* [Records for processing]

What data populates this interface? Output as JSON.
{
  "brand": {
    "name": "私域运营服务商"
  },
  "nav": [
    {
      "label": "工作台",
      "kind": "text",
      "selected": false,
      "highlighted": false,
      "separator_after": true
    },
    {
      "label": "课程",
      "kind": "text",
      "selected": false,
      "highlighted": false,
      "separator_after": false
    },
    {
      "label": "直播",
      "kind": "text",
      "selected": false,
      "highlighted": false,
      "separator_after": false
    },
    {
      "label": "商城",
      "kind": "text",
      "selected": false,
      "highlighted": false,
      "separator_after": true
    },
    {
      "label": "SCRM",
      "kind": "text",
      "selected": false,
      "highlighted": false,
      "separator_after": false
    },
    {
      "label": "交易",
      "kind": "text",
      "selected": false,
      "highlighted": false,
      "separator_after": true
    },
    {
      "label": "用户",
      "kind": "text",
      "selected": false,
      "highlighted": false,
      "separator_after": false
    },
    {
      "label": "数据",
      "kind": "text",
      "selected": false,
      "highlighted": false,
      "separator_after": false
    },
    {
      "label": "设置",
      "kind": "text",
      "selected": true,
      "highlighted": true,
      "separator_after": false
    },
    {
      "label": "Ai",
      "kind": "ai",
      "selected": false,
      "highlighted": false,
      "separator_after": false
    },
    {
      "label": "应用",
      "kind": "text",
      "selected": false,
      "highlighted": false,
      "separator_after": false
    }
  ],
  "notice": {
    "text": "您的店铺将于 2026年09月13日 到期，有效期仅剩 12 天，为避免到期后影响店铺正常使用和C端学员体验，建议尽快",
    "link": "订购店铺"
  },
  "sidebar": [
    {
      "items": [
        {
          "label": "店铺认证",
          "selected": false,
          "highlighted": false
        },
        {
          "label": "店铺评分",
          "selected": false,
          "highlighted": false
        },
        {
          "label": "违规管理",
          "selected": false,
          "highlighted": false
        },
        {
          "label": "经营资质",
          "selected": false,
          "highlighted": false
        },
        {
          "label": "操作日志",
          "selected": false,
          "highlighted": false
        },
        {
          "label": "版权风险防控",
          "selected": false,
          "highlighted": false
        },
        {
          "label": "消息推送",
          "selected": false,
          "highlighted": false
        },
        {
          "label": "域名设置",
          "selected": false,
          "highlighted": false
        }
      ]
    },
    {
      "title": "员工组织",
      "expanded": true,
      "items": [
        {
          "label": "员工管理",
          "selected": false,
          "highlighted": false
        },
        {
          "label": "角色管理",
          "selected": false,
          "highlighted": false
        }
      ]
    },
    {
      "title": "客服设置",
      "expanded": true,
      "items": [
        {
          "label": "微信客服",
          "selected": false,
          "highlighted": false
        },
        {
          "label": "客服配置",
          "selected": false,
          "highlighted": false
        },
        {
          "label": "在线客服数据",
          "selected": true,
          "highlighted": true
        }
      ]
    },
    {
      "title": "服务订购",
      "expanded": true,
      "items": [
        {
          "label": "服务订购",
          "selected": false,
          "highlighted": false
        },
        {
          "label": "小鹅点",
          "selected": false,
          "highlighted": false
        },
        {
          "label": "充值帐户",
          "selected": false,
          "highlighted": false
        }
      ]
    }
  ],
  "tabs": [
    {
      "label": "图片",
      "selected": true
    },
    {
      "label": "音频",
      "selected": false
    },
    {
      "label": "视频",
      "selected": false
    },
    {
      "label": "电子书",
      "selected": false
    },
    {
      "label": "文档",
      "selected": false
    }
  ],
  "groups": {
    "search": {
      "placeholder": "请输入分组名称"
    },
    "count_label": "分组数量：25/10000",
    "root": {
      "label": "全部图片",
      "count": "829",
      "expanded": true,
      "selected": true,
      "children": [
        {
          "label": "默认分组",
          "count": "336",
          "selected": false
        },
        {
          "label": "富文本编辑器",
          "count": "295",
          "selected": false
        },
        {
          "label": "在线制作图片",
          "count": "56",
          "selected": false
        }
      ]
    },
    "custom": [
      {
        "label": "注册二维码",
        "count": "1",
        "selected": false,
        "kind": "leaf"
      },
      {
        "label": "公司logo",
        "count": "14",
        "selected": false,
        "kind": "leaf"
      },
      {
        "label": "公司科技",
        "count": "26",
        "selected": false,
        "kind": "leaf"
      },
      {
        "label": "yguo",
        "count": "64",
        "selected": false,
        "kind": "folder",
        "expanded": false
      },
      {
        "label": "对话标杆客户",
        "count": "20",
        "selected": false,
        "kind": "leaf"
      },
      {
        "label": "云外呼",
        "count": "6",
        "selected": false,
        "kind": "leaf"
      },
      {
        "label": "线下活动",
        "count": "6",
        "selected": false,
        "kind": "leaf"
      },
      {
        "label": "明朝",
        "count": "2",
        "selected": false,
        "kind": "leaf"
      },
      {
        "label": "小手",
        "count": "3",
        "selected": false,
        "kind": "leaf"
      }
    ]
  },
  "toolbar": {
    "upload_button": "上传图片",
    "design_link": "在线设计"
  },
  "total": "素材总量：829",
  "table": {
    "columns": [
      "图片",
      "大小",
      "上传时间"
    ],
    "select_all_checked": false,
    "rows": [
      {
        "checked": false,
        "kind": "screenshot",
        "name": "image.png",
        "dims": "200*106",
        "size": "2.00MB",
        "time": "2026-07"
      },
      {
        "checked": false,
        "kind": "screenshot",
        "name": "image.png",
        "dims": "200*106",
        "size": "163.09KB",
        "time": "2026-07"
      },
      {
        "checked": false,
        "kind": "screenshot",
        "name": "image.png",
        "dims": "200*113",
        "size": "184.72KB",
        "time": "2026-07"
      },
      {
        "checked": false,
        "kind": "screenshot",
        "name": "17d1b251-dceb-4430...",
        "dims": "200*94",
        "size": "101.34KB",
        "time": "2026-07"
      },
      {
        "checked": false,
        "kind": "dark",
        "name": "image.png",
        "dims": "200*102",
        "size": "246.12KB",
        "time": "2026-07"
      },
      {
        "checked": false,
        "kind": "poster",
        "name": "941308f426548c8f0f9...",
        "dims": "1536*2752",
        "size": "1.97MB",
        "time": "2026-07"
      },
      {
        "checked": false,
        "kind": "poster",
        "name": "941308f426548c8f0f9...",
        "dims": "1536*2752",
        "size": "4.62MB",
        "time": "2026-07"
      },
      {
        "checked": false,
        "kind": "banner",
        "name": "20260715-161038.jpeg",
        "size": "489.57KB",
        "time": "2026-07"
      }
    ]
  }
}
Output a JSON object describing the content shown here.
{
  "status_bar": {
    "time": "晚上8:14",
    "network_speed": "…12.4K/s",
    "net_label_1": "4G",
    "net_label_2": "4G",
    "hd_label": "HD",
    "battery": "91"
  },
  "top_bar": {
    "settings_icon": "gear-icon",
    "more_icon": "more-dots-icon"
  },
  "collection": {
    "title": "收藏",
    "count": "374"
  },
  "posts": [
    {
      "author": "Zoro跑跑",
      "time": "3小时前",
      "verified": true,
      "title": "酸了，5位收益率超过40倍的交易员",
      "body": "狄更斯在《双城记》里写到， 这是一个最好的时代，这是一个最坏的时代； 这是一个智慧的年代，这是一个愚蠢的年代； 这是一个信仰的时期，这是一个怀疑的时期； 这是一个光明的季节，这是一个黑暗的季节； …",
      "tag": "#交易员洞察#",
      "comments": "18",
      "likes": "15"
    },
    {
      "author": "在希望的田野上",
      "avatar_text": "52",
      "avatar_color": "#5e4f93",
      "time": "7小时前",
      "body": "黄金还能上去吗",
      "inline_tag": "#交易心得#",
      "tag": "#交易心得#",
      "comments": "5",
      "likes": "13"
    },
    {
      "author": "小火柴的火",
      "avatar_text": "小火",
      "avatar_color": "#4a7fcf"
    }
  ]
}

* * *

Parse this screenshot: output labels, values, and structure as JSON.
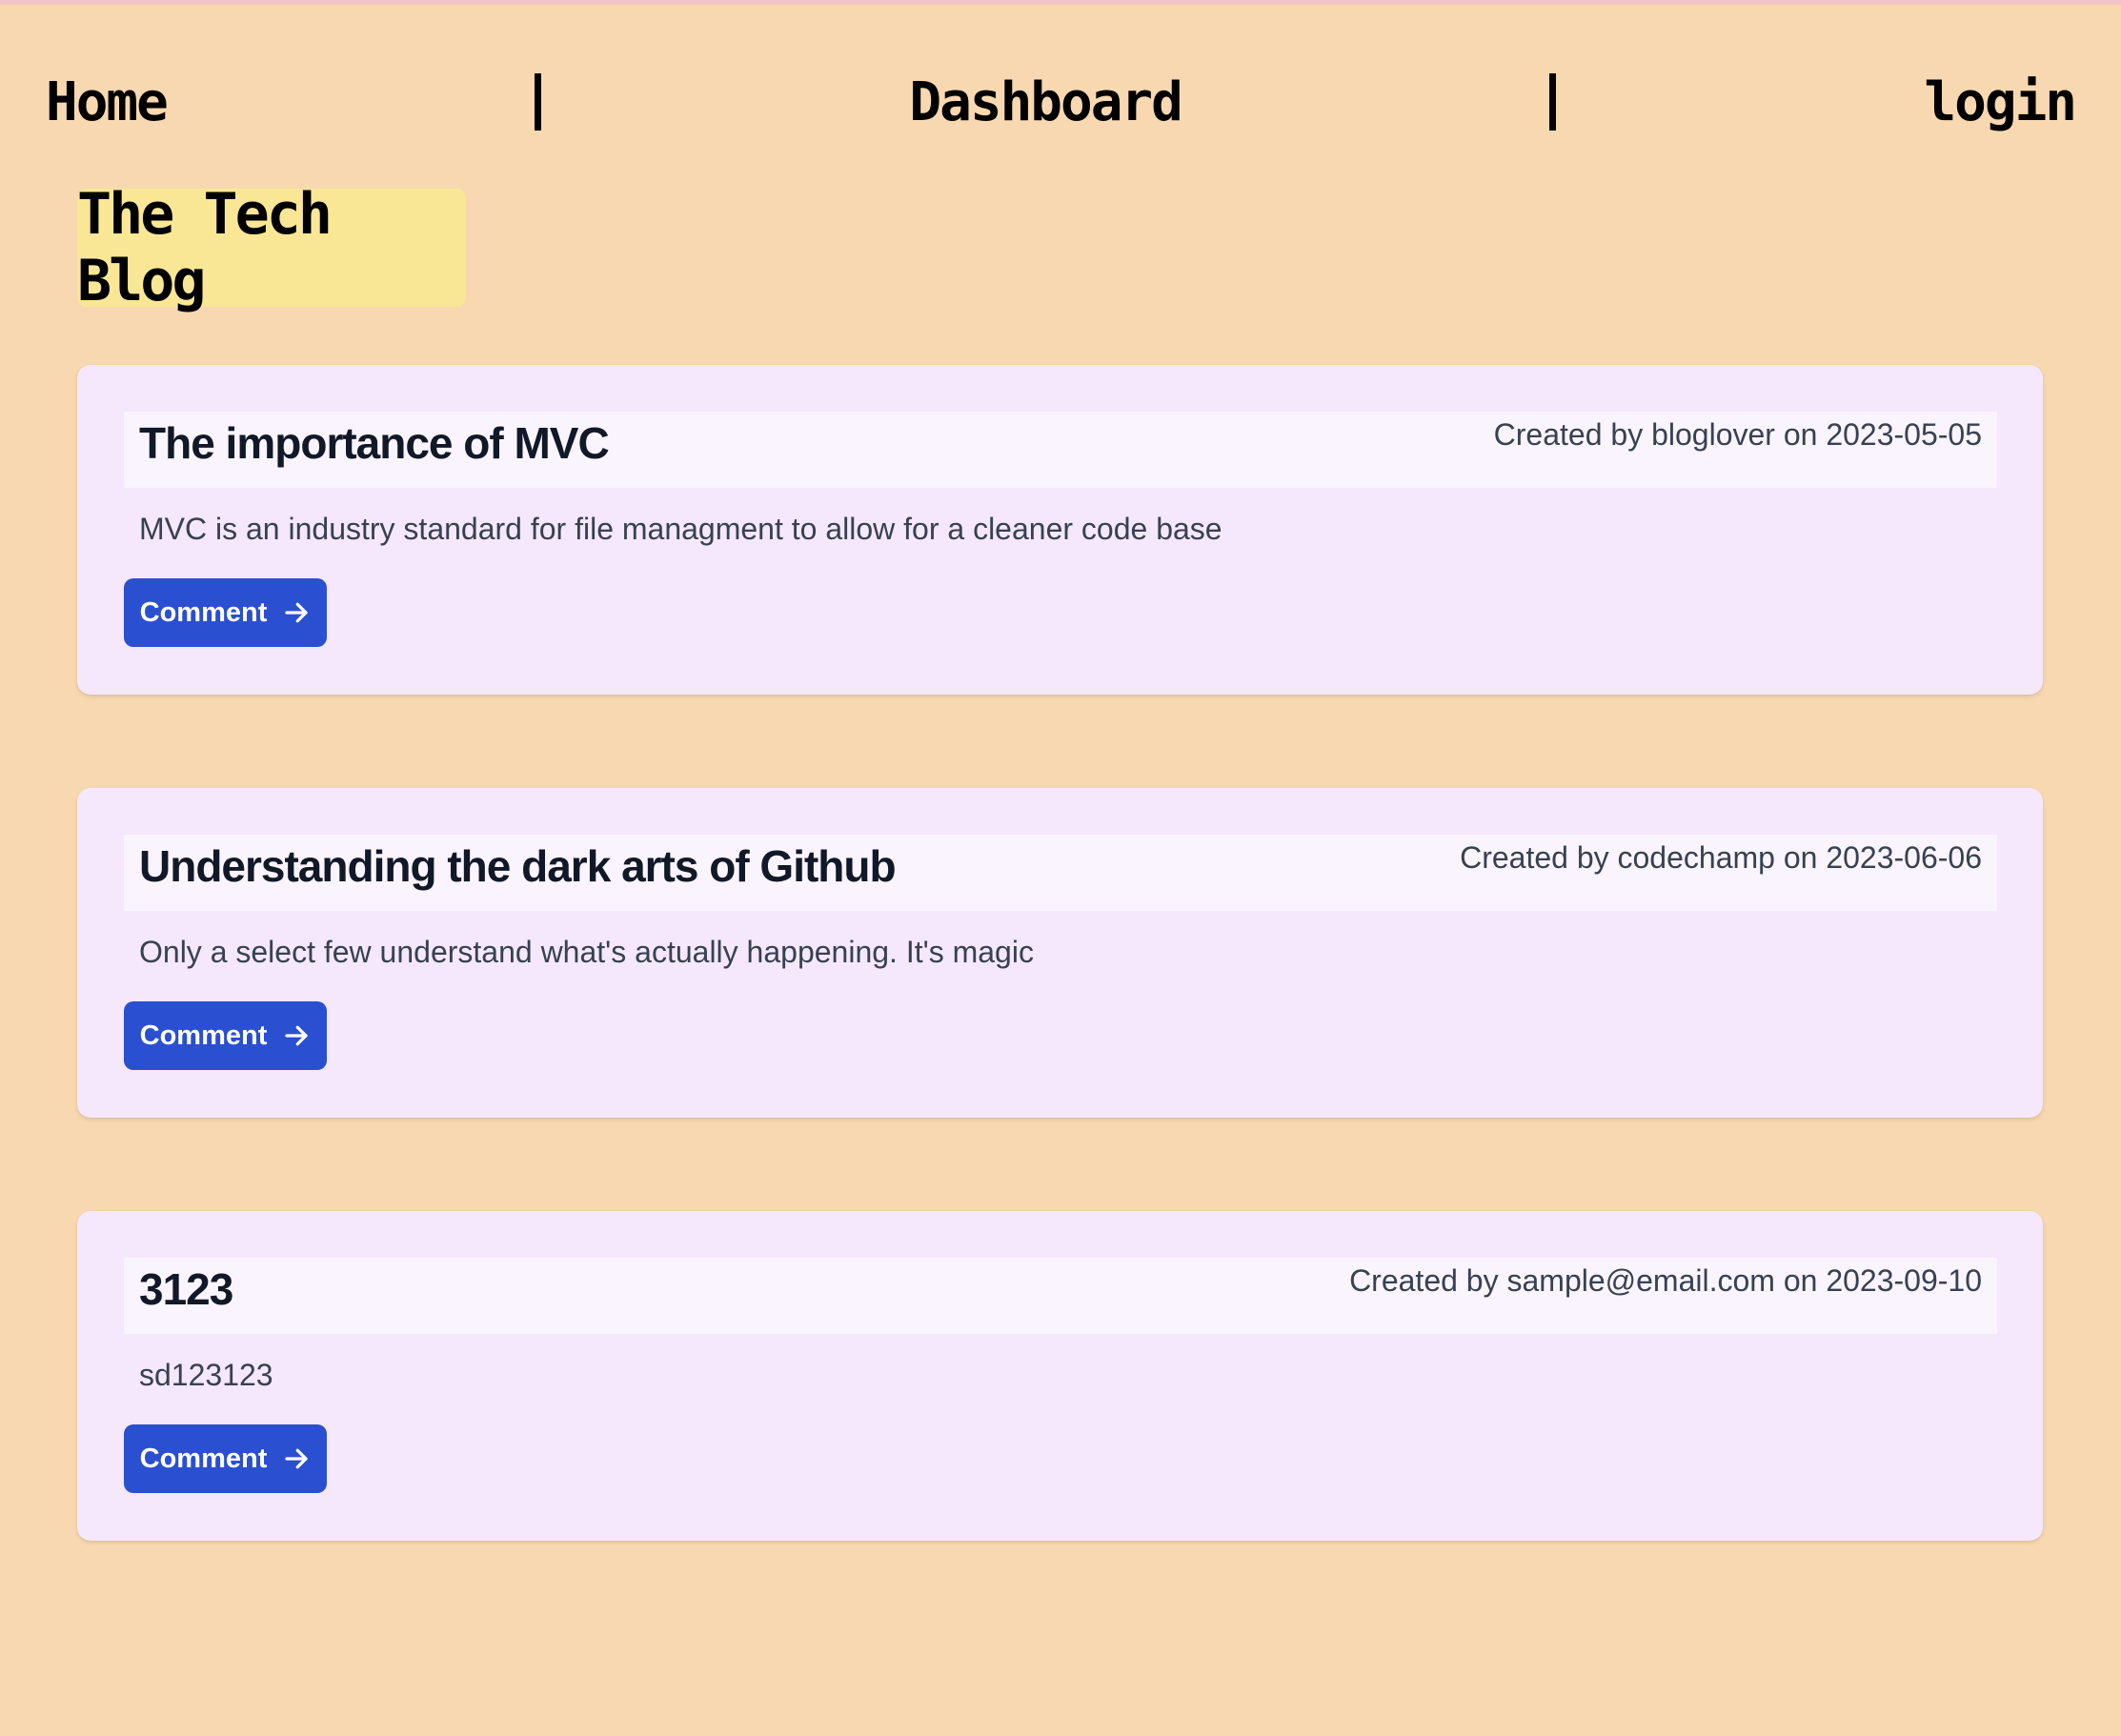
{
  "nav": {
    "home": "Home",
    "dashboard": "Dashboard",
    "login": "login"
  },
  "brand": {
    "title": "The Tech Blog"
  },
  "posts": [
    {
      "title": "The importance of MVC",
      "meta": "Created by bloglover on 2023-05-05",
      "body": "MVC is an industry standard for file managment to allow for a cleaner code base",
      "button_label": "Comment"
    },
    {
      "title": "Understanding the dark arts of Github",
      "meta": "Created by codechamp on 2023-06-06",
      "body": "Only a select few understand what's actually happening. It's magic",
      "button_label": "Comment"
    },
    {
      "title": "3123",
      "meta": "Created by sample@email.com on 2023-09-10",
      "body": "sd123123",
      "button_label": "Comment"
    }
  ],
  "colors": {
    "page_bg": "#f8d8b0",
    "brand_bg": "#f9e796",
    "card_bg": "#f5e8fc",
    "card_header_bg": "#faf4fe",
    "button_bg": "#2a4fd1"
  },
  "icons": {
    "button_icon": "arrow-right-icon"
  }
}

* [Your goal] Look through the material above. Copy each line where the word "size" appears.

* [Task solution]
        "size": "2.00MB",
        "size": "163.09KB",
        "size": "184.72KB",
        "size": "101.34KB",
        "size": "246.12KB",
        "size": "1.97MB",
        "size": "4.62MB",
        "size": "489.57KB",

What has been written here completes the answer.